═══ INFORMATION PROVIDED ═══
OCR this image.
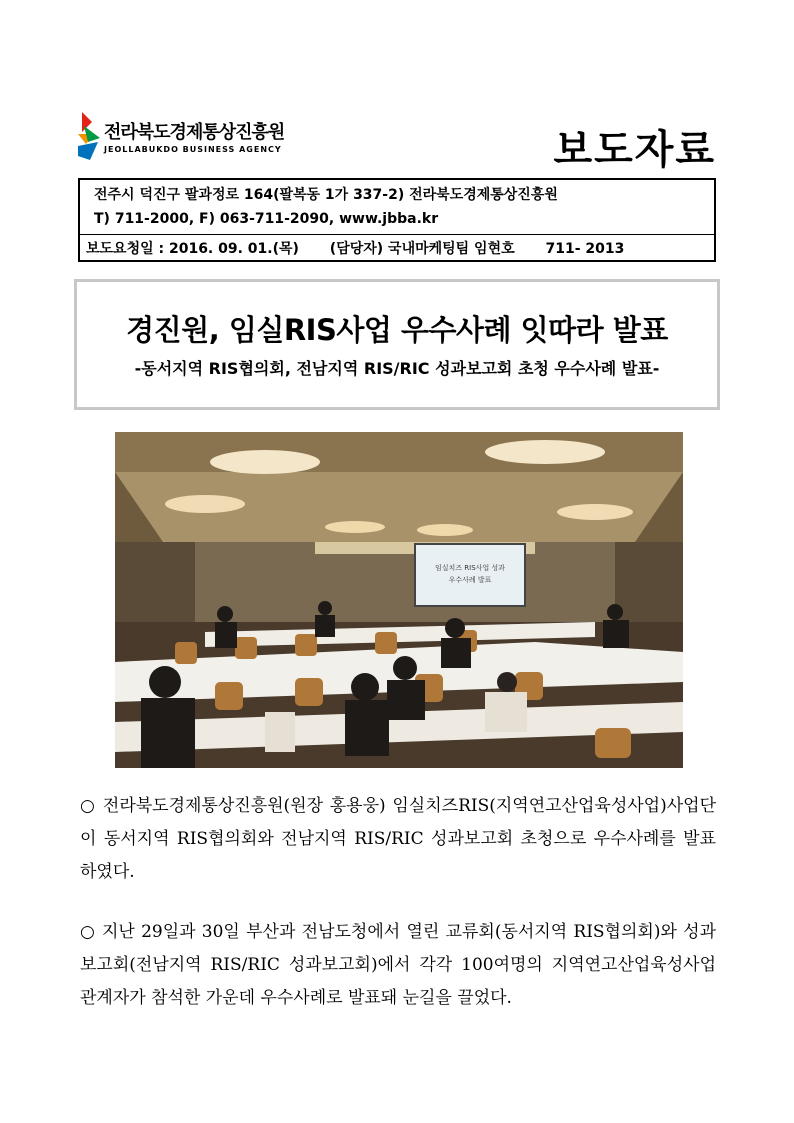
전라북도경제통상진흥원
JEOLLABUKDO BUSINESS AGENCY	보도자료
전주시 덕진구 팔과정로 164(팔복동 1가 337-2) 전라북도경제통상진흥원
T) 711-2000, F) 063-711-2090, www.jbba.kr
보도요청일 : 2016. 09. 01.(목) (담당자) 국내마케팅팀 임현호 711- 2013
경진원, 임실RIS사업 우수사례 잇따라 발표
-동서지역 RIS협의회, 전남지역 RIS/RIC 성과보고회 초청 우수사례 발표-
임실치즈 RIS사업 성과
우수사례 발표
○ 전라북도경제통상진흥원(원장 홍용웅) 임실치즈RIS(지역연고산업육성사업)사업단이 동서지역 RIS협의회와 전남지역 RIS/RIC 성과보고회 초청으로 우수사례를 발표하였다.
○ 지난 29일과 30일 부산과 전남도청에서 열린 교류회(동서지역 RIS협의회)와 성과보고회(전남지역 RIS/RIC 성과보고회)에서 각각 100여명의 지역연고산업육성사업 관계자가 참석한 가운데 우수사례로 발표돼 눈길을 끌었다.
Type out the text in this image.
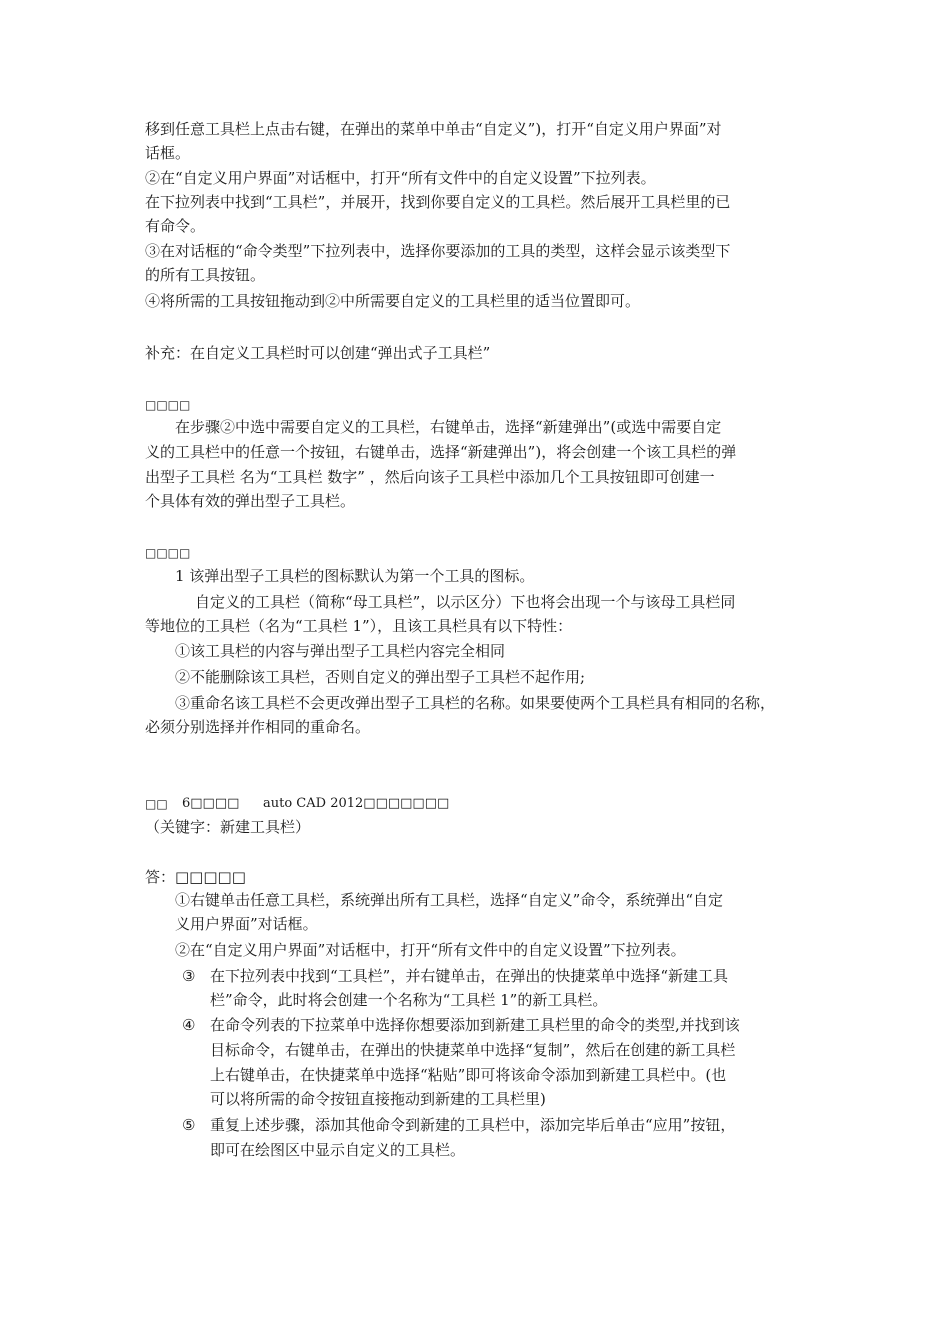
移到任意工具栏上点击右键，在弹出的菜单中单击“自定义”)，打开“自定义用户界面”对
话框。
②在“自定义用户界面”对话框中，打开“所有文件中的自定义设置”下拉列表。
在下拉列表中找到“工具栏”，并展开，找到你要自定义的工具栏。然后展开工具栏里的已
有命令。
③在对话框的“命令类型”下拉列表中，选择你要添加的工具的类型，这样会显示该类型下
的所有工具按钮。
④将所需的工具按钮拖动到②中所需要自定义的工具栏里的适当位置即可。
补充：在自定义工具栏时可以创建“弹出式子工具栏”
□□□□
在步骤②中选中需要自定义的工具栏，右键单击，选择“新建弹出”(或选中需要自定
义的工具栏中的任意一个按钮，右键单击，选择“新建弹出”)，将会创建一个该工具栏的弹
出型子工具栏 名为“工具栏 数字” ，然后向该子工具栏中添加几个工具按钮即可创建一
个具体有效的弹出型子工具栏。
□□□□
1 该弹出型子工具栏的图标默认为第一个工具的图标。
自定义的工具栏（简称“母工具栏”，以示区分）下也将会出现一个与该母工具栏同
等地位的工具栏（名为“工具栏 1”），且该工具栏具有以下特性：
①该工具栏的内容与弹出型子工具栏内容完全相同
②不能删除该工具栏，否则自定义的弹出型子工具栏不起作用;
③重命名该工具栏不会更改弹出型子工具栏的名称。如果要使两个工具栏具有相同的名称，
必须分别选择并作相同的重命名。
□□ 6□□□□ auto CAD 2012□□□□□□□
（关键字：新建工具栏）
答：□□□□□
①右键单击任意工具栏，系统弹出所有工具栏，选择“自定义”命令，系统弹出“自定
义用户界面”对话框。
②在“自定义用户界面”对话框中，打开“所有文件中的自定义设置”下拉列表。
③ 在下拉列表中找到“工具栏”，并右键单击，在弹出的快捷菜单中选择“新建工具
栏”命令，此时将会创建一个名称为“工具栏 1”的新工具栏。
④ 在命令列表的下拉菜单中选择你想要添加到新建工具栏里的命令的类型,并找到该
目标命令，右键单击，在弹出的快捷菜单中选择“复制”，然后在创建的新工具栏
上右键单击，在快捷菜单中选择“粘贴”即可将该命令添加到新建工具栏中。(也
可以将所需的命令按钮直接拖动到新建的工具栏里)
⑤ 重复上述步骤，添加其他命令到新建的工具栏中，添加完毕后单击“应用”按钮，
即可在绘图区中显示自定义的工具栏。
═══
# WHAT THE TASK ASKS:
Print all of the records shown above exactly, leaving out each picture.

# EXERCISE OUTPUT:
OCR this image.
전라북도경제통상진흥원
JEOLLABUKDO BUSINESS AGENCY	보도자료
전주시 덕진구 팔과정로 164(팔복동 1가 337-2) 전라북도경제통상진흥원
T) 711-2000, F) 063-711-2090, www.jbba.kr
보도요청일 : 2016. 09. 01.(목) (담당자) 국내마케팅팀 임현호 711- 2013
경진원, 임실RIS사업 우수사례 잇따라 발표
-동서지역 RIS협의회, 전남지역 RIS/RIC 성과보고회 초청 우수사례 발표-
임실치즈 RIS사업 성과
우수사례 발표
○ 전라북도경제통상진흥원(원장 홍용웅) 임실치즈RIS(지역연고산업육성사업)사업단이 동서지역 RIS협의회와 전남지역 RIS/RIC 성과보고회 초청으로 우수사례를 발표하였다.
○ 지난 29일과 30일 부산과 전남도청에서 열린 교류회(동서지역 RIS협의회)와 성과보고회(전남지역 RIS/RIC 성과보고회)에서 각각 100여명의 지역연고산업육성사업 관계자가 참석한 가운데 우수사례로 발표돼 눈길을 끌었다.
Type out the text in this image.
移到任意工具栏上点击右键，在弹出的菜单中单击“自定义”)，打开“自定义用户界面”对
话框。
②在“自定义用户界面”对话框中，打开“所有文件中的自定义设置”下拉列表。
在下拉列表中找到“工具栏”，并展开，找到你要自定义的工具栏。然后展开工具栏里的已
有命令。
③在对话框的“命令类型”下拉列表中，选择你要添加的工具的类型，这样会显示该类型下
的所有工具按钮。
④将所需的工具按钮拖动到②中所需要自定义的工具栏里的适当位置即可。
补充：在自定义工具栏时可以创建“弹出式子工具栏”
□□□□
在步骤②中选中需要自定义的工具栏，右键单击，选择“新建弹出”(或选中需要自定
义的工具栏中的任意一个按钮，右键单击，选择“新建弹出”)，将会创建一个该工具栏的弹
出型子工具栏 名为“工具栏 数字” ，然后向该子工具栏中添加几个工具按钮即可创建一
个具体有效的弹出型子工具栏。
□□□□
1 该弹出型子工具栏的图标默认为第一个工具的图标。
自定义的工具栏（简称“母工具栏”，以示区分）下也将会出现一个与该母工具栏同
等地位的工具栏（名为“工具栏 1”），且该工具栏具有以下特性：
①该工具栏的内容与弹出型子工具栏内容完全相同
②不能删除该工具栏，否则自定义的弹出型子工具栏不起作用;
③重命名该工具栏不会更改弹出型子工具栏的名称。如果要使两个工具栏具有相同的名称，
必须分别选择并作相同的重命名。
□□ 6□□□□ auto CAD 2012□□□□□□□
（关键字：新建工具栏）
答：□□□□□
①右键单击任意工具栏，系统弹出所有工具栏，选择“自定义”命令，系统弹出“自定
义用户界面”对话框。
②在“自定义用户界面”对话框中，打开“所有文件中的自定义设置”下拉列表。
③ 在下拉列表中找到“工具栏”，并右键单击，在弹出的快捷菜单中选择“新建工具
栏”命令，此时将会创建一个名称为“工具栏 1”的新工具栏。
④ 在命令列表的下拉菜单中选择你想要添加到新建工具栏里的命令的类型,并找到该
目标命令，右键单击，在弹出的快捷菜单中选择“复制”，然后在创建的新工具栏
上右键单击，在快捷菜单中选择“粘贴”即可将该命令添加到新建工具栏中。(也
可以将所需的命令按钮直接拖动到新建的工具栏里)
⑤ 重复上述步骤，添加其他命令到新建的工具栏中，添加完毕后单击“应用”按钮，
即可在绘图区中显示自定义的工具栏。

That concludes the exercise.